[BEGIN]

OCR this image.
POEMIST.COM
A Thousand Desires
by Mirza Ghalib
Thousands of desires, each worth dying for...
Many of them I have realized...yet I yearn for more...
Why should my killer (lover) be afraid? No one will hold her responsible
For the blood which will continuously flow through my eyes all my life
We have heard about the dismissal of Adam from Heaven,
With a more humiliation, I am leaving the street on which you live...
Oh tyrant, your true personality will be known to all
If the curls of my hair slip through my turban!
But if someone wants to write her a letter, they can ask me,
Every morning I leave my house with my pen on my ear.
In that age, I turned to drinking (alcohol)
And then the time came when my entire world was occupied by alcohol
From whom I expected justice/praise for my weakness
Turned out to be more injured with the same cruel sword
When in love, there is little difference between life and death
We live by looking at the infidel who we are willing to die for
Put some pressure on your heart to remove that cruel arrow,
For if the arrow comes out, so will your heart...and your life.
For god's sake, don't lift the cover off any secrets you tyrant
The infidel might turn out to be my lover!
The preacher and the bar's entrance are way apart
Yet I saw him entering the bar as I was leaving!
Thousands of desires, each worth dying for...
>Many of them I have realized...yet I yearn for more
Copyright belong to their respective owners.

[END]

(Stated exercise) Restate every line of the data word for word.

(Solved problem)
OCR this image.
POEMIST.COM
A Thousand Desires
by Mirza Ghalib
Thousands of desires, each worth dying for...
Many of them I have realized...yet I yearn for more...
Why should my killer (lover) be afraid? No one will hold her responsible
For the blood which will continuously flow through my eyes all my life
We have heard about the dismissal of Adam from Heaven,
With a more humiliation, I am leaving the street on which you live...
Oh tyrant, your true personality will be known to all
If the curls of my hair slip through my turban!
But if someone wants to write her a letter, they can ask me,
Every morning I leave my house with my pen on my ear.
In that age, I turned to drinking (alcohol)
And then the time came when my entire world was occupied by alcohol
From whom I expected justice/praise for my weakness
Turned out to be more injured with the same cruel sword
When in love, there is little difference between life and death
We live by looking at the infidel who we are willing to die for
Put some pressure on your heart to remove that cruel arrow,
For if the arrow comes out, so will your heart...and your life.
For god's sake, don't lift the cover off any secrets you tyrant
The infidel might turn out to be my lover!
The preacher and the bar's entrance are way apart
Yet I saw him entering the bar as I was leaving!
Thousands of desires, each worth dying for...
>Many of them I have realized...yet I yearn for more
Copyright belong to their respective owners.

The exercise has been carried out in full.